=== Records for this exercise ===

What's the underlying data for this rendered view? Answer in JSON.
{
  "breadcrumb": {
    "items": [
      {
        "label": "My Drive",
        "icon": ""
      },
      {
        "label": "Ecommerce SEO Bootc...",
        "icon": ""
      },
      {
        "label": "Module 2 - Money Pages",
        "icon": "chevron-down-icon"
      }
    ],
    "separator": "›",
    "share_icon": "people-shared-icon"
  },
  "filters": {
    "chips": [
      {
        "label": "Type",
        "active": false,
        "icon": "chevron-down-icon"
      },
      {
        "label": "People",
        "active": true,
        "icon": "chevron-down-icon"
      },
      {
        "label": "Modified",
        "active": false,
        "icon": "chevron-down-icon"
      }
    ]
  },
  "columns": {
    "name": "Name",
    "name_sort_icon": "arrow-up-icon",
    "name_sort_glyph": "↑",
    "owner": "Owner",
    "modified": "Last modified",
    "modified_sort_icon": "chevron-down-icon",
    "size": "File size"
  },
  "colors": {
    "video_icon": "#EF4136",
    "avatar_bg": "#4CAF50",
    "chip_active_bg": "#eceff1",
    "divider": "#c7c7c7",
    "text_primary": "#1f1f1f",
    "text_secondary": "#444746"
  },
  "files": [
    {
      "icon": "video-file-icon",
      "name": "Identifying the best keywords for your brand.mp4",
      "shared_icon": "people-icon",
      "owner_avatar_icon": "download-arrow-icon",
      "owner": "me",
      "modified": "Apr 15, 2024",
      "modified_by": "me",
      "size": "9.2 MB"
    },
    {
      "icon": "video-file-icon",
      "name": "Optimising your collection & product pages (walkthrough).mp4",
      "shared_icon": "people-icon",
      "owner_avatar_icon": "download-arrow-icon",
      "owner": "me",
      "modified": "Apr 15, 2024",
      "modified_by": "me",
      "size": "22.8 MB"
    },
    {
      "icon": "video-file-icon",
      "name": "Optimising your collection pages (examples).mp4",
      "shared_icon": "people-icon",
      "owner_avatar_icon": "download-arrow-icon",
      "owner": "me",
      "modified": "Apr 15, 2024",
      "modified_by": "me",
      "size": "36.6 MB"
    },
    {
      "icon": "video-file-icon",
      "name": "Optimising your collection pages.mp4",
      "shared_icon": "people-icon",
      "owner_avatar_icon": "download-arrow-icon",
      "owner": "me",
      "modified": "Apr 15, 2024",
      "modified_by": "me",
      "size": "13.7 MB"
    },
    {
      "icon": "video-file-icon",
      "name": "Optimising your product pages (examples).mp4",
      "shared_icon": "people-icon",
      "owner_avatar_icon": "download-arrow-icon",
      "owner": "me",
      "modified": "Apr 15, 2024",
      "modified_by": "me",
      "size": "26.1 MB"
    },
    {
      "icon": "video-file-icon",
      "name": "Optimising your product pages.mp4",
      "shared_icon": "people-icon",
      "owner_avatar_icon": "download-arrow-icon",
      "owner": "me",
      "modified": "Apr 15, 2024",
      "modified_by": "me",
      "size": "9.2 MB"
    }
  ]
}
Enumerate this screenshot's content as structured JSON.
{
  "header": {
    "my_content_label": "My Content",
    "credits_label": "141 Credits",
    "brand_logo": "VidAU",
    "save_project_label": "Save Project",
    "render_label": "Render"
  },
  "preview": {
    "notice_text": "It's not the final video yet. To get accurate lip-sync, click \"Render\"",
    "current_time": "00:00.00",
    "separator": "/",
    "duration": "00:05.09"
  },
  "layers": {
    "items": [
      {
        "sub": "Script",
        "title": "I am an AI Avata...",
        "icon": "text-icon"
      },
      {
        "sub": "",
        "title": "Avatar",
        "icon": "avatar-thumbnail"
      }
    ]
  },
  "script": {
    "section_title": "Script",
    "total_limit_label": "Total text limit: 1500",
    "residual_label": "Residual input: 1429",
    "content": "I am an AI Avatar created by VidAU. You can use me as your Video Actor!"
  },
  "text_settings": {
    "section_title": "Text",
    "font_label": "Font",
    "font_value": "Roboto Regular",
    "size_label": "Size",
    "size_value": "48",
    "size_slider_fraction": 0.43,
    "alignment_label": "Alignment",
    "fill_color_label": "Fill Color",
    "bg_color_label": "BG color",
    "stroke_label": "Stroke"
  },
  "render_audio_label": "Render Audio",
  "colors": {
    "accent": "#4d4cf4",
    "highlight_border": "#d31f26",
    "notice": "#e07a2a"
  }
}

===

(Instructions to follow) Copy every record exactly as presented.

(Solution for this exercise)
What's the underlying data for this rendered view? Answer in JSON.
{
  "breadcrumb": {
    "items": [
      {
        "label": "My Drive",
        "icon": ""
      },
      {
        "label": "Ecommerce SEO Bootc...",
        "icon": ""
      },
      {
        "label": "Module 2 - Money Pages",
        "icon": "chevron-down-icon"
      }
    ],
    "separator": "›",
    "share_icon": "people-shared-icon"
  },
  "filters": {
    "chips": [
      {
        "label": "Type",
        "active": false,
        "icon": "chevron-down-icon"
      },
      {
        "label": "People",
        "active": true,
        "icon": "chevron-down-icon"
      },
      {
        "label": "Modified",
        "active": false,
        "icon": "chevron-down-icon"
      }
    ]
  },
  "columns": {
    "name": "Name",
    "name_sort_icon": "arrow-up-icon",
    "name_sort_glyph": "↑",
    "owner": "Owner",
    "modified": "Last modified",
    "modified_sort_icon": "chevron-down-icon",
    "size": "File size"
  },
  "colors": {
    "video_icon": "#EF4136",
    "avatar_bg": "#4CAF50",
    "chip_active_bg": "#eceff1",
    "divider": "#c7c7c7",
    "text_primary": "#1f1f1f",
    "text_secondary": "#444746"
  },
  "files": [
    {
      "icon": "video-file-icon",
      "name": "Identifying the best keywords for your brand.mp4",
      "shared_icon": "people-icon",
      "owner_avatar_icon": "download-arrow-icon",
      "owner": "me",
      "modified": "Apr 15, 2024",
      "modified_by": "me",
      "size": "9.2 MB"
    },
    {
      "icon": "video-file-icon",
      "name": "Optimising your collection & product pages (walkthrough).mp4",
      "shared_icon": "people-icon",
      "owner_avatar_icon": "download-arrow-icon",
      "owner": "me",
      "modified": "Apr 15, 2024",
      "modified_by": "me",
      "size": "22.8 MB"
    },
    {
      "icon": "video-file-icon",
      "name": "Optimising your collection pages (examples).mp4",
      "shared_icon": "people-icon",
      "owner_avatar_icon": "download-arrow-icon",
      "owner": "me",
      "modified": "Apr 15, 2024",
      "modified_by": "me",
      "size": "36.6 MB"
    },
    {
      "icon": "video-file-icon",
      "name": "Optimising your collection pages.mp4",
      "shared_icon": "people-icon",
      "owner_avatar_icon": "download-arrow-icon",
      "owner": "me",
      "modified": "Apr 15, 2024",
      "modified_by": "me",
      "size": "13.7 MB"
    },
    {
      "icon": "video-file-icon",
      "name": "Optimising your product pages (examples).mp4",
      "shared_icon": "people-icon",
      "owner_avatar_icon": "download-arrow-icon",
      "owner": "me",
      "modified": "Apr 15, 2024",
      "modified_by": "me",
      "size": "26.1 MB"
    },
    {
      "icon": "video-file-icon",
      "name": "Optimising your product pages.mp4",
      "shared_icon": "people-icon",
      "owner_avatar_icon": "download-arrow-icon",
      "owner": "me",
      "modified": "Apr 15, 2024",
      "modified_by": "me",
      "size": "9.2 MB"
    }
  ]
}
Enumerate this screenshot's content as structured JSON.
{
  "header": {
    "my_content_label": "My Content",
    "credits_label": "141 Credits",
    "brand_logo": "VidAU",
    "save_project_label": "Save Project",
    "render_label": "Render"
  },
  "preview": {
    "notice_text": "It's not the final video yet. To get accurate lip-sync, click \"Render\"",
    "current_time": "00:00.00",
    "separator": "/",
    "duration": "00:05.09"
  },
  "layers": {
    "items": [
      {
        "sub": "Script",
        "title": "I am an AI Avata...",
        "icon": "text-icon"
      },
      {
        "sub": "",
        "title": "Avatar",
        "icon": "avatar-thumbnail"
      }
    ]
  },
  "script": {
    "section_title": "Script",
    "total_limit_label": "Total text limit: 1500",
    "residual_label": "Residual input: 1429",
    "content": "I am an AI Avatar created by VidAU. You can use me as your Video Actor!"
  },
  "text_settings": {
    "section_title": "Text",
    "font_label": "Font",
    "font_value": "Roboto Regular",
    "size_label": "Size",
    "size_value": "48",
    "size_slider_fraction": 0.43,
    "alignment_label": "Alignment",
    "fill_color_label": "Fill Color",
    "bg_color_label": "BG color",
    "stroke_label": "Stroke"
  },
  "render_audio_label": "Render Audio",
  "colors": {
    "accent": "#4d4cf4",
    "highlight_border": "#d31f26",
    "notice": "#e07a2a"
  }
}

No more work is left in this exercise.